-- start --

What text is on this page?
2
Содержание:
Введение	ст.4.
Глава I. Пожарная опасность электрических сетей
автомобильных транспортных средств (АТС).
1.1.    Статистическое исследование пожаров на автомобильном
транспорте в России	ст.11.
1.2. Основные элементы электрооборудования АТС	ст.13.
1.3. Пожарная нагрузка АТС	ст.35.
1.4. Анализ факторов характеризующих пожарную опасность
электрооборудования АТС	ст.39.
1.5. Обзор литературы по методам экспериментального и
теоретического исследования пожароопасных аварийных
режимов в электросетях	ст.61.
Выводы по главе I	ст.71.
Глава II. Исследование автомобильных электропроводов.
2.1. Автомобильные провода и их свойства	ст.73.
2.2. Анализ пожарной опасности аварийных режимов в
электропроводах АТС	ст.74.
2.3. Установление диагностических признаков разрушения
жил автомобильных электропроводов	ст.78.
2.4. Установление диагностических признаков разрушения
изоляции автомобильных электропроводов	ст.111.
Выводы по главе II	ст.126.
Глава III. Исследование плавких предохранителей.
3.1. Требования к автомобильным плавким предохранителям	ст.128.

-- end --

### [REQUIRED WORK]
Make an exact copy of every line in the data.

### [OUTPUT]
What text is on this page?
2
Содержание:
Введение	ст.4.
Глава I. Пожарная опасность электрических сетей
автомобильных транспортных средств (АТС).
1.1.    Статистическое исследование пожаров на автомобильном
транспорте в России	ст.11.
1.2. Основные элементы электрооборудования АТС	ст.13.
1.3. Пожарная нагрузка АТС	ст.35.
1.4. Анализ факторов характеризующих пожарную опасность
электрооборудования АТС	ст.39.
1.5. Обзор литературы по методам экспериментального и
теоретического исследования пожароопасных аварийных
режимов в электросетях	ст.61.
Выводы по главе I	ст.71.
Глава II. Исследование автомобильных электропроводов.
2.1. Автомобильные провода и их свойства	ст.73.
2.2. Анализ пожарной опасности аварийных режимов в
электропроводах АТС	ст.74.
2.3. Установление диагностических признаков разрушения
жил автомобильных электропроводов	ст.78.
2.4. Установление диагностических признаков разрушения
изоляции автомобильных электропроводов	ст.111.
Выводы по главе II	ст.126.
Глава III. Исследование плавких предохранителей.
3.1. Требования к автомобильным плавким предохранителям	ст.128.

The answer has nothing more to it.